Data extracted from a collection:
:::
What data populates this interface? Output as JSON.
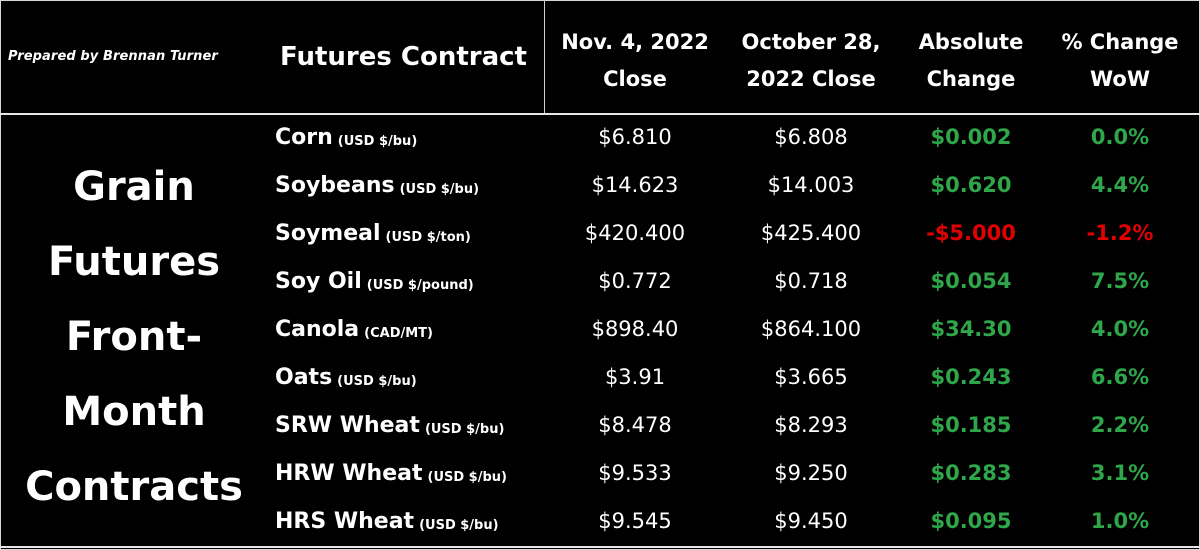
{
  "prepared_by": "Prepared by Brennan Turner",
  "section_title": [
    "Grain",
    "Futures",
    "Front-",
    "Month",
    "Contracts"
  ],
  "headers": {
    "contract": "Futures Contract",
    "current_close": [
      "Nov. 4, 2022",
      "Close"
    ],
    "prior_close": [
      "October 28,",
      "2022 Close"
    ],
    "absolute_change": [
      "Absolute",
      "Change"
    ],
    "pct_change": [
      "% Change",
      "WoW"
    ]
  },
  "colors": {
    "background": "#000000",
    "text": "#ffffff",
    "positive": "#2fa64a",
    "negative": "#e00000"
  },
  "rows": [
    {
      "name": "Corn",
      "unit": "(USD $/bu)",
      "current": "$6.810",
      "prior": "$6.808",
      "abs_change": "$0.002",
      "pct_change": "0.0%",
      "direction": "positive"
    },
    {
      "name": "Soybeans",
      "unit": "(USD $/bu)",
      "current": "$14.623",
      "prior": "$14.003",
      "abs_change": "$0.620",
      "pct_change": "4.4%",
      "direction": "positive"
    },
    {
      "name": "Soymeal",
      "unit": "(USD $/ton)",
      "current": "$420.400",
      "prior": "$425.400",
      "abs_change": "-$5.000",
      "pct_change": "-1.2%",
      "direction": "negative"
    },
    {
      "name": "Soy Oil",
      "unit": "(USD $/pound)",
      "current": "$0.772",
      "prior": "$0.718",
      "abs_change": "$0.054",
      "pct_change": "7.5%",
      "direction": "positive"
    },
    {
      "name": "Canola",
      "unit": "(CAD/MT)",
      "current": "$898.40",
      "prior": "$864.100",
      "abs_change": "$34.30",
      "pct_change": "4.0%",
      "direction": "positive"
    },
    {
      "name": "Oats",
      "unit": "(USD $/bu)",
      "current": "$3.91",
      "prior": "$3.665",
      "abs_change": "$0.243",
      "pct_change": "6.6%",
      "direction": "positive"
    },
    {
      "name": "SRW Wheat",
      "unit": "(USD $/bu)",
      "current": "$8.478",
      "prior": "$8.293",
      "abs_change": "$0.185",
      "pct_change": "2.2%",
      "direction": "positive"
    },
    {
      "name": "HRW Wheat",
      "unit": "(USD $/bu)",
      "current": "$9.533",
      "prior": "$9.250",
      "abs_change": "$0.283",
      "pct_change": "3.1%",
      "direction": "positive"
    },
    {
      "name": "HRS Wheat",
      "unit": "(USD $/bu)",
      "current": "$9.545",
      "prior": "$9.450",
      "abs_change": "$0.095",
      "pct_change": "1.0%",
      "direction": "positive"
    }
  ]
}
:::
### What needs to be done
Quote the full listing above word for word; exclude every picture from the copy.

### The output
What data populates this interface? Output as JSON.
{
  "prepared_by": "Prepared by Brennan Turner",
  "section_title": [
    "Grain",
    "Futures",
    "Front-",
    "Month",
    "Contracts"
  ],
  "headers": {
    "contract": "Futures Contract",
    "current_close": [
      "Nov. 4, 2022",
      "Close"
    ],
    "prior_close": [
      "October 28,",
      "2022 Close"
    ],
    "absolute_change": [
      "Absolute",
      "Change"
    ],
    "pct_change": [
      "% Change",
      "WoW"
    ]
  },
  "colors": {
    "background": "#000000",
    "text": "#ffffff",
    "positive": "#2fa64a",
    "negative": "#e00000"
  },
  "rows": [
    {
      "name": "Corn",
      "unit": "(USD $/bu)",
      "current": "$6.810",
      "prior": "$6.808",
      "abs_change": "$0.002",
      "pct_change": "0.0%",
      "direction": "positive"
    },
    {
      "name": "Soybeans",
      "unit": "(USD $/bu)",
      "current": "$14.623",
      "prior": "$14.003",
      "abs_change": "$0.620",
      "pct_change": "4.4%",
      "direction": "positive"
    },
    {
      "name": "Soymeal",
      "unit": "(USD $/ton)",
      "current": "$420.400",
      "prior": "$425.400",
      "abs_change": "-$5.000",
      "pct_change": "-1.2%",
      "direction": "negative"
    },
    {
      "name": "Soy Oil",
      "unit": "(USD $/pound)",
      "current": "$0.772",
      "prior": "$0.718",
      "abs_change": "$0.054",
      "pct_change": "7.5%",
      "direction": "positive"
    },
    {
      "name": "Canola",
      "unit": "(CAD/MT)",
      "current": "$898.40",
      "prior": "$864.100",
      "abs_change": "$34.30",
      "pct_change": "4.0%",
      "direction": "positive"
    },
    {
      "name": "Oats",
      "unit": "(USD $/bu)",
      "current": "$3.91",
      "prior": "$3.665",
      "abs_change": "$0.243",
      "pct_change": "6.6%",
      "direction": "positive"
    },
    {
      "name": "SRW Wheat",
      "unit": "(USD $/bu)",
      "current": "$8.478",
      "prior": "$8.293",
      "abs_change": "$0.185",
      "pct_change": "2.2%",
      "direction": "positive"
    },
    {
      "name": "HRW Wheat",
      "unit": "(USD $/bu)",
      "current": "$9.533",
      "prior": "$9.250",
      "abs_change": "$0.283",
      "pct_change": "3.1%",
      "direction": "positive"
    },
    {
      "name": "HRS Wheat",
      "unit": "(USD $/bu)",
      "current": "$9.545",
      "prior": "$9.450",
      "abs_change": "$0.095",
      "pct_change": "1.0%",
      "direction": "positive"
    }
  ]
}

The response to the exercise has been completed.